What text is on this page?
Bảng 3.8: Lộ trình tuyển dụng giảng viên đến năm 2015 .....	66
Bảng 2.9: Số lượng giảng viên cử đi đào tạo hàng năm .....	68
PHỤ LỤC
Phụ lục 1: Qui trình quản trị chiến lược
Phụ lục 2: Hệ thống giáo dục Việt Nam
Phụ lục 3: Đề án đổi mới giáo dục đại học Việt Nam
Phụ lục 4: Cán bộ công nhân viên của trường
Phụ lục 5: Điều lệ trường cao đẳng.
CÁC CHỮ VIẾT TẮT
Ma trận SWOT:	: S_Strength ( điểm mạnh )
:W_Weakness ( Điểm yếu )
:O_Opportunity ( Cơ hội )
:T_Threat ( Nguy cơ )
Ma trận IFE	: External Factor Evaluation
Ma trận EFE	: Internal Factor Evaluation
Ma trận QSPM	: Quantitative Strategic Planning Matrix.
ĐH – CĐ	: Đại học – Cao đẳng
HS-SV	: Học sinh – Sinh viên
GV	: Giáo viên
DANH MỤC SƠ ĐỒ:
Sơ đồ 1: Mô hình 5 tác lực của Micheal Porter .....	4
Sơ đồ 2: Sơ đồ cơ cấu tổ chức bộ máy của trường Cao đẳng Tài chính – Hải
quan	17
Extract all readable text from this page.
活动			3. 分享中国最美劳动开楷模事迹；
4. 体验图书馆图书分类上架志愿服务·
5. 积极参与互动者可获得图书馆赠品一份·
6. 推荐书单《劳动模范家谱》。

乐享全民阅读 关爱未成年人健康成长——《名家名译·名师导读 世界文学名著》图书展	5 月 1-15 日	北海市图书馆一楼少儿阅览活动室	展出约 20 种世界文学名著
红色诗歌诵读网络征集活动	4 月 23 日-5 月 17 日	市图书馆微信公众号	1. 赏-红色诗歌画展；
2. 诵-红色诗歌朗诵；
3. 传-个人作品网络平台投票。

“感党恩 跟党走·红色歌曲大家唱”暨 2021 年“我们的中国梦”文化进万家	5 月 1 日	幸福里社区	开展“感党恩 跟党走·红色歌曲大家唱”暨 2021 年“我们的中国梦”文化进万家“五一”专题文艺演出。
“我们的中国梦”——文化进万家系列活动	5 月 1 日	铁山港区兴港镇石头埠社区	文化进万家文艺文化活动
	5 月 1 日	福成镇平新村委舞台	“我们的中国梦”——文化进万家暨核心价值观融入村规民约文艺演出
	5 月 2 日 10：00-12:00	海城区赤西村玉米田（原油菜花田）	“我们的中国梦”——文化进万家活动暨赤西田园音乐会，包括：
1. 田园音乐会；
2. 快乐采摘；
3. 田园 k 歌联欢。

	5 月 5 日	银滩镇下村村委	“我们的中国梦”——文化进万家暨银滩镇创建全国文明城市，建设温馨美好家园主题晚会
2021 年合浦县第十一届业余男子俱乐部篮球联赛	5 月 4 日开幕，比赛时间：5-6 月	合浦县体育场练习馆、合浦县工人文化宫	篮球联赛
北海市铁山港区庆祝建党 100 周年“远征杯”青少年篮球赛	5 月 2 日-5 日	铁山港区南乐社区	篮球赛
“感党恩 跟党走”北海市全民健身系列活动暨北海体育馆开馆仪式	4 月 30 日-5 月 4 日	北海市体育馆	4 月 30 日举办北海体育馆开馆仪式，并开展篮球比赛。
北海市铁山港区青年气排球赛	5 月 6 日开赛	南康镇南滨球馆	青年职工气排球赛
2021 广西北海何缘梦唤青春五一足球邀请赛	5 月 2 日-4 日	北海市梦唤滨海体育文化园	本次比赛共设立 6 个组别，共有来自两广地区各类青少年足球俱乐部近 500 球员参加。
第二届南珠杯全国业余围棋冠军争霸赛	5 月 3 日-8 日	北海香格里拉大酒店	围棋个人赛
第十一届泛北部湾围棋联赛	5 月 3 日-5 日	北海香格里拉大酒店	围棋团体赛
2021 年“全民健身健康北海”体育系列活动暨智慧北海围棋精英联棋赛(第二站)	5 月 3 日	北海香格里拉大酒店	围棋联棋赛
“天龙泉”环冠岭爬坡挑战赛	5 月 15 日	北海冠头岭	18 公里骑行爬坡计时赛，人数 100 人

=====

#### [YOUR TASK]
Give all of the entries again, word for word.

#### [RESULT OF THE EXERCISE]
What text is on this page?
Bảng 3.8: Lộ trình tuyển dụng giảng viên đến năm 2015 .....	66
Bảng 2.9: Số lượng giảng viên cử đi đào tạo hàng năm .....	68
PHỤ LỤC
Phụ lục 1: Qui trình quản trị chiến lược
Phụ lục 2: Hệ thống giáo dục Việt Nam
Phụ lục 3: Đề án đổi mới giáo dục đại học Việt Nam
Phụ lục 4: Cán bộ công nhân viên của trường
Phụ lục 5: Điều lệ trường cao đẳng.
CÁC CHỮ VIẾT TẮT
Ma trận SWOT:	: S_Strength ( điểm mạnh )
:W_Weakness ( Điểm yếu )
:O_Opportunity ( Cơ hội )
:T_Threat ( Nguy cơ )
Ma trận IFE	: External Factor Evaluation
Ma trận EFE	: Internal Factor Evaluation
Ma trận QSPM	: Quantitative Strategic Planning Matrix.
ĐH – CĐ	: Đại học – Cao đẳng
HS-SV	: Học sinh – Sinh viên
GV	: Giáo viên
DANH MỤC SƠ ĐỒ:
Sơ đồ 1: Mô hình 5 tác lực của Micheal Porter .....	4
Sơ đồ 2: Sơ đồ cơ cấu tổ chức bộ máy của trường Cao đẳng Tài chính – Hải
quan	17
Extract all readable text from this page.
活动			3. 分享中国最美劳动开楷模事迹；
4. 体验图书馆图书分类上架志愿服务·
5. 积极参与互动者可获得图书馆赠品一份·
6. 推荐书单《劳动模范家谱》。

乐享全民阅读 关爱未成年人健康成长——《名家名译·名师导读 世界文学名著》图书展	5 月 1-15 日	北海市图书馆一楼少儿阅览活动室	展出约 20 种世界文学名著
红色诗歌诵读网络征集活动	4 月 23 日-5 月 17 日	市图书馆微信公众号	1. 赏-红色诗歌画展；
2. 诵-红色诗歌朗诵；
3. 传-个人作品网络平台投票。

“感党恩 跟党走·红色歌曲大家唱”暨 2021 年“我们的中国梦”文化进万家	5 月 1 日	幸福里社区	开展“感党恩 跟党走·红色歌曲大家唱”暨 2021 年“我们的中国梦”文化进万家“五一”专题文艺演出。
“我们的中国梦”——文化进万家系列活动	5 月 1 日	铁山港区兴港镇石头埠社区	文化进万家文艺文化活动
	5 月 1 日	福成镇平新村委舞台	“我们的中国梦”——文化进万家暨核心价值观融入村规民约文艺演出
	5 月 2 日 10：00-12:00	海城区赤西村玉米田（原油菜花田）	“我们的中国梦”——文化进万家活动暨赤西田园音乐会，包括：
1. 田园音乐会；
2. 快乐采摘；
3. 田园 k 歌联欢。

	5 月 5 日	银滩镇下村村委	“我们的中国梦”——文化进万家暨银滩镇创建全国文明城市，建设温馨美好家园主题晚会
2021 年合浦县第十一届业余男子俱乐部篮球联赛	5 月 4 日开幕，比赛时间：5-6 月	合浦县体育场练习馆、合浦县工人文化宫	篮球联赛
北海市铁山港区庆祝建党 100 周年“远征杯”青少年篮球赛	5 月 2 日-5 日	铁山港区南乐社区	篮球赛
“感党恩 跟党走”北海市全民健身系列活动暨北海体育馆开馆仪式	4 月 30 日-5 月 4 日	北海市体育馆	4 月 30 日举办北海体育馆开馆仪式，并开展篮球比赛。
北海市铁山港区青年气排球赛	5 月 6 日开赛	南康镇南滨球馆	青年职工气排球赛
2021 广西北海何缘梦唤青春五一足球邀请赛	5 月 2 日-4 日	北海市梦唤滨海体育文化园	本次比赛共设立 6 个组别，共有来自两广地区各类青少年足球俱乐部近 500 球员参加。
第二届南珠杯全国业余围棋冠军争霸赛	5 月 3 日-8 日	北海香格里拉大酒店	围棋个人赛
第十一届泛北部湾围棋联赛	5 月 3 日-5 日	北海香格里拉大酒店	围棋团体赛
2021 年“全民健身健康北海”体育系列活动暨智慧北海围棋精英联棋赛(第二站)	5 月 3 日	北海香格里拉大酒店	围棋联棋赛
“天龙泉”环冠岭爬坡挑战赛	5 月 15 日	北海冠头岭	18 公里骑行爬坡计时赛，人数 100 人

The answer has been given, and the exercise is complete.